## PASSAGE PROVIDED:
————————

Anyway, Old Hickory was hardly alone in his resistance to a national bank.  Thomas Jefferson wrote to John Taylor of Caroline in 1816, about a month after President Madison signed legislation chartering the Second Bank:

The system of banking we have both equally and ever reprobated. I contemplate it as a blot left in all our constitutions, which, if not covered, will end in their destruction, which is already hit by the gamblers in corruption, and is sweeping away in its progress the fortunes and morals of our citizens. 
And I sincerely believe, with you, that banking establishments are more dangerous than standing armies... 

Taylor later wrote a response to McCulloch that boiled down to this: if Congress can incorporate a bank, it can end slavery.  And we can't have that!

————————

## REQUIREMENT 1:
In the passage about opposition to a national bank, to whom did Thomas Jefferson write in 1816?
## REQUIREMENT 2:
Copy word for word the portion of the passage on opposition to a national bank starting with "And I sincerely" and going on through "can't have that!".

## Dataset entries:
————————

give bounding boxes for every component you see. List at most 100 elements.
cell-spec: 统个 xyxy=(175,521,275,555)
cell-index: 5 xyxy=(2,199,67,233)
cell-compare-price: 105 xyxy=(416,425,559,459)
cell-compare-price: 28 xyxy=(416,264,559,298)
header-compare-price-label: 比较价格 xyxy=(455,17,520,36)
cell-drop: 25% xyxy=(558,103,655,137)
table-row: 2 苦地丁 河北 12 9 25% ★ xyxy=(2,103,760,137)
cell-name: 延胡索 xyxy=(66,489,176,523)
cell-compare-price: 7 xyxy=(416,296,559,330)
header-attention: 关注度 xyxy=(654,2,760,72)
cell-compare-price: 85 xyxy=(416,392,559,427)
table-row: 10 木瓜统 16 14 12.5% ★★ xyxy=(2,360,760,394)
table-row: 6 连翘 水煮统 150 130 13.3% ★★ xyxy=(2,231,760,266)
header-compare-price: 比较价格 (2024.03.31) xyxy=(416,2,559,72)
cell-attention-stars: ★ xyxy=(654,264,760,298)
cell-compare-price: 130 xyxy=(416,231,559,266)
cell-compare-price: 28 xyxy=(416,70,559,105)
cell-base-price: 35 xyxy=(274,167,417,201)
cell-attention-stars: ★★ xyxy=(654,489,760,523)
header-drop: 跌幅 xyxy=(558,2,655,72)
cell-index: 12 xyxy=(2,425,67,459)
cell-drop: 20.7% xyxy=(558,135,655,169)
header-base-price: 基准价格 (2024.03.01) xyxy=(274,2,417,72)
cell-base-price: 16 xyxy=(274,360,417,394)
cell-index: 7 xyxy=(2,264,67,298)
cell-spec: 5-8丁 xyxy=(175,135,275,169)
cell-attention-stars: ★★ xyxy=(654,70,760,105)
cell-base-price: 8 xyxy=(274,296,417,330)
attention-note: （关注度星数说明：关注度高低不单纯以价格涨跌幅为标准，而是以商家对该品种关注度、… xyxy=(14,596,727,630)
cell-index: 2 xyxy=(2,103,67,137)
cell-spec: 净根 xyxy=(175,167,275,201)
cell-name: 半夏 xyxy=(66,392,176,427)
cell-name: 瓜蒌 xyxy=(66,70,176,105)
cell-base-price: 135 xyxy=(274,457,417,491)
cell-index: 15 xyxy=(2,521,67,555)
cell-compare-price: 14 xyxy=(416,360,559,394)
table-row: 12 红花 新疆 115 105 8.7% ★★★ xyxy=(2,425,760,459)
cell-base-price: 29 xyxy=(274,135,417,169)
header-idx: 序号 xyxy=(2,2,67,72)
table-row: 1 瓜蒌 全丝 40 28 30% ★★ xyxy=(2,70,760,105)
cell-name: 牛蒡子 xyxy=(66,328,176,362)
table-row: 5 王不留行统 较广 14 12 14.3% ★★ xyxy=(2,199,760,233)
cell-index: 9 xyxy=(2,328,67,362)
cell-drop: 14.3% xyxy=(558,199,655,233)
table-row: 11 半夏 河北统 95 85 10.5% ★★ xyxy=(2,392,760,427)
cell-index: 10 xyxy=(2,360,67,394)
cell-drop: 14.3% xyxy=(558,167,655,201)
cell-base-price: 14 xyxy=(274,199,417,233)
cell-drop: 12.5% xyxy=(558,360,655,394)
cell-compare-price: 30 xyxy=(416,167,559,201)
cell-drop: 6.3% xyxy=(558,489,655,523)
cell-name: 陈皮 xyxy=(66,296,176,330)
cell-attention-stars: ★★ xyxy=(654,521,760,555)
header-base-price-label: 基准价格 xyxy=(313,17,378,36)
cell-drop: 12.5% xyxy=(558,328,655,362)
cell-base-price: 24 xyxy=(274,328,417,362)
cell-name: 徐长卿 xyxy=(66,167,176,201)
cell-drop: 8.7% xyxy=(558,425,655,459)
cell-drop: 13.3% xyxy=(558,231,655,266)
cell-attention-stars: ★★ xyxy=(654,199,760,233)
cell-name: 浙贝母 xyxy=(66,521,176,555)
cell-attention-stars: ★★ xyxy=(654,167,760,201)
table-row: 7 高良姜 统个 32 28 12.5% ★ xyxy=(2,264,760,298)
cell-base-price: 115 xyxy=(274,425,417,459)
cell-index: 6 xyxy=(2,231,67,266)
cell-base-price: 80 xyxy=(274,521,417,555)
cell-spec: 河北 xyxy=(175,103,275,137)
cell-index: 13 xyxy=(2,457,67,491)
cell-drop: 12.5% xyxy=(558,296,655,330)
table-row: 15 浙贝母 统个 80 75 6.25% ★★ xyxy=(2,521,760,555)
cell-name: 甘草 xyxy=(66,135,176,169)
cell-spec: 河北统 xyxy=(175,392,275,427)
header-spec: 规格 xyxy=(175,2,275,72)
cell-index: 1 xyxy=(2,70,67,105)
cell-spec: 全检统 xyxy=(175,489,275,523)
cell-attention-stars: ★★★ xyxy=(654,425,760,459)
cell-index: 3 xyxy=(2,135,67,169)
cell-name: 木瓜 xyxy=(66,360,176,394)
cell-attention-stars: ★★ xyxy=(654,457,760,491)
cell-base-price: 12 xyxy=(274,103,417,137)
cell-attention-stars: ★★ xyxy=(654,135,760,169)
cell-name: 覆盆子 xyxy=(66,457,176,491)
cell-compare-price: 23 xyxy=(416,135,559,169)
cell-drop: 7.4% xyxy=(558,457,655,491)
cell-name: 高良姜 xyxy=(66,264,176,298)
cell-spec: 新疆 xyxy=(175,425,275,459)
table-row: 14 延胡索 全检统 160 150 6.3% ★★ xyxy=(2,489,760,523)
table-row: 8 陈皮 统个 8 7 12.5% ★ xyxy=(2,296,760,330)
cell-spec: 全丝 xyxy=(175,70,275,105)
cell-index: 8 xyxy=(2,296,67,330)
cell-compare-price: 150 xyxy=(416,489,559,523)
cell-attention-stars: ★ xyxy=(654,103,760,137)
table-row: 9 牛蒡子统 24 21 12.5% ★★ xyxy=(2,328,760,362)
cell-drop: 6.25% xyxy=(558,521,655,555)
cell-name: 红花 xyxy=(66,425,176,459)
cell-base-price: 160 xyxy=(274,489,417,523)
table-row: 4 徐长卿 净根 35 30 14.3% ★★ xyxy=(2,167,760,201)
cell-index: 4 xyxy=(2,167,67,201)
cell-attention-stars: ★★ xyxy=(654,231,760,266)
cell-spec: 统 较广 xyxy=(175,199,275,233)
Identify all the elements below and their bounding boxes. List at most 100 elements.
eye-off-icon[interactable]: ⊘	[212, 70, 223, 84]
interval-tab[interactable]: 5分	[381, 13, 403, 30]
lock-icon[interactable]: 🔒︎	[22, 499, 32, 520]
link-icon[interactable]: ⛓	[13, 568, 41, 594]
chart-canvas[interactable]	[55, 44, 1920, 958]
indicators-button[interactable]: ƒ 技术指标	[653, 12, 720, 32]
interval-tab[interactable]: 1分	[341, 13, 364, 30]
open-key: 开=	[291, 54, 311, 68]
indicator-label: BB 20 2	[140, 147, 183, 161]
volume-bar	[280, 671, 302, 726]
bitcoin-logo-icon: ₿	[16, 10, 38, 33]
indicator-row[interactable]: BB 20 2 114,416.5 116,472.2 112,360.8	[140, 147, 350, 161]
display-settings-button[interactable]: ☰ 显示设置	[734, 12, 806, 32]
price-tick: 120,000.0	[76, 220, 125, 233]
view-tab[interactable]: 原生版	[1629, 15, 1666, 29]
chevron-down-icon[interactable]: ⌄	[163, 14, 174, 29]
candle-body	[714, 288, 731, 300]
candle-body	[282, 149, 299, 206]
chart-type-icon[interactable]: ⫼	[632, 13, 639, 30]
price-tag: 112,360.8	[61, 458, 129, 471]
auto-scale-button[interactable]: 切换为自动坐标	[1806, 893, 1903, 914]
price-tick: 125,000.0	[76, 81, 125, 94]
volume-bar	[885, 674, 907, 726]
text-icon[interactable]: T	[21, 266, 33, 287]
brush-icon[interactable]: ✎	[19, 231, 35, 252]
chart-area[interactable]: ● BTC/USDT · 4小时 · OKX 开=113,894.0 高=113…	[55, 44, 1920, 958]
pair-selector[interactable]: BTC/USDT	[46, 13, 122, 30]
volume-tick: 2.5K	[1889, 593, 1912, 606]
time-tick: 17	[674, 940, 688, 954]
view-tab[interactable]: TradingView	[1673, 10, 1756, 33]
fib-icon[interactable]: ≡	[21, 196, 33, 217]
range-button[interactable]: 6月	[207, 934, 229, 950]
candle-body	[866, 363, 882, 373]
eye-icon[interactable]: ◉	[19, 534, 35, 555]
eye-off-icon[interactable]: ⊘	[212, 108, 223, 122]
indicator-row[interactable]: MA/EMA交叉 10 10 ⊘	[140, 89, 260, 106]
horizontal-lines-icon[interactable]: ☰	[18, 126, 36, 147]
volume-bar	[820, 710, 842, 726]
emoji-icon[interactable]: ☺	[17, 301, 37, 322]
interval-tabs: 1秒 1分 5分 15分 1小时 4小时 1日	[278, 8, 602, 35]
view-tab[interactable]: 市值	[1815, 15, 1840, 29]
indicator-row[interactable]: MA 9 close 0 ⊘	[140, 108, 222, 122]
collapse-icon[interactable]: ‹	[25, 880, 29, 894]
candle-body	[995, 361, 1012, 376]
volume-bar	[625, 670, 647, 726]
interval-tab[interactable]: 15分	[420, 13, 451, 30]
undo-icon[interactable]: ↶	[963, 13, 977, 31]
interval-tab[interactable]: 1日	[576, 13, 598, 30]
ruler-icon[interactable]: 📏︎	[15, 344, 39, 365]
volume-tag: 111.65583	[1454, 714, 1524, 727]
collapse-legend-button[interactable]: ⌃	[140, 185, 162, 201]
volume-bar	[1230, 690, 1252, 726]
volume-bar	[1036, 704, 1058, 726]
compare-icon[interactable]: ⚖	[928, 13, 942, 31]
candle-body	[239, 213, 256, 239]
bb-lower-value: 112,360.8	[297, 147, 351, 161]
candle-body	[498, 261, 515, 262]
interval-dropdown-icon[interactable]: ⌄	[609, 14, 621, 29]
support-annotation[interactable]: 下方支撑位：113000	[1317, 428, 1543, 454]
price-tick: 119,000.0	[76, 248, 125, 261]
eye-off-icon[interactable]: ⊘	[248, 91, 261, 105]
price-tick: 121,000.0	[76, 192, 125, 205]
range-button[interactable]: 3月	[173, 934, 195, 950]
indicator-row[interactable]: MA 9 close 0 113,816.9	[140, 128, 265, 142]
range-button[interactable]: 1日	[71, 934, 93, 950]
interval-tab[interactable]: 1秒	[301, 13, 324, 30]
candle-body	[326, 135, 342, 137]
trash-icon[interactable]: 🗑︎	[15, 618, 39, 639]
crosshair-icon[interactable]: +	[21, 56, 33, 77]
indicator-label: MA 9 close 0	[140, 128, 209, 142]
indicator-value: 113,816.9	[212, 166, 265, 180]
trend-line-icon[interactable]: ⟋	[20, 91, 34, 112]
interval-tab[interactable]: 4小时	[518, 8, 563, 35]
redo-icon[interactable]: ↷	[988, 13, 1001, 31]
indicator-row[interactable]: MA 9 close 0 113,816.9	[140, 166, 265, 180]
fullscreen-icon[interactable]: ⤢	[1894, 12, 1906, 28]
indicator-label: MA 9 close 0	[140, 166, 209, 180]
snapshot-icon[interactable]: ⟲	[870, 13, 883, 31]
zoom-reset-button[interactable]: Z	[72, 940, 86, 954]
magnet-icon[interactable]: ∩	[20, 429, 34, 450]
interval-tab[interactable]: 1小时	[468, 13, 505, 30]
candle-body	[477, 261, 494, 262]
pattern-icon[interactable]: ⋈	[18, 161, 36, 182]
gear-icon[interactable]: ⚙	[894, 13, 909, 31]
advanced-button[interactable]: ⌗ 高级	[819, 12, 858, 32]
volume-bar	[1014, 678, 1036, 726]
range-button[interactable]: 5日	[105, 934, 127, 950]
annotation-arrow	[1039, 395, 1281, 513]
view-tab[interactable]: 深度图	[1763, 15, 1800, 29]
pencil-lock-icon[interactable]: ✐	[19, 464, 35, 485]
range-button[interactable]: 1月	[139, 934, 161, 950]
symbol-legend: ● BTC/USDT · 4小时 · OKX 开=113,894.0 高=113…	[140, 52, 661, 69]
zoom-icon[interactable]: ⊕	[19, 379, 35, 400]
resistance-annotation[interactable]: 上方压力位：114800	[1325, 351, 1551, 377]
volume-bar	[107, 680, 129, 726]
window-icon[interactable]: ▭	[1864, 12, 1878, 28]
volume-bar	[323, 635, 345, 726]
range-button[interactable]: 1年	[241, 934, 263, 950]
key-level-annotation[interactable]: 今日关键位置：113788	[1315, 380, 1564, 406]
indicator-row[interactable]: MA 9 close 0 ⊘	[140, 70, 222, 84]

————————

## ANSWER SECTION 1:
John Taylor of Caroline.

## ANSWER SECTION 2:
And I sincerely believe, with you, that banking establishments are more dangerous than standing armies... 

Taylor later wrote a response to McCulloch that boiled down to this: if Congress can incorporate a bank, it can end slavery.  And we can't have that!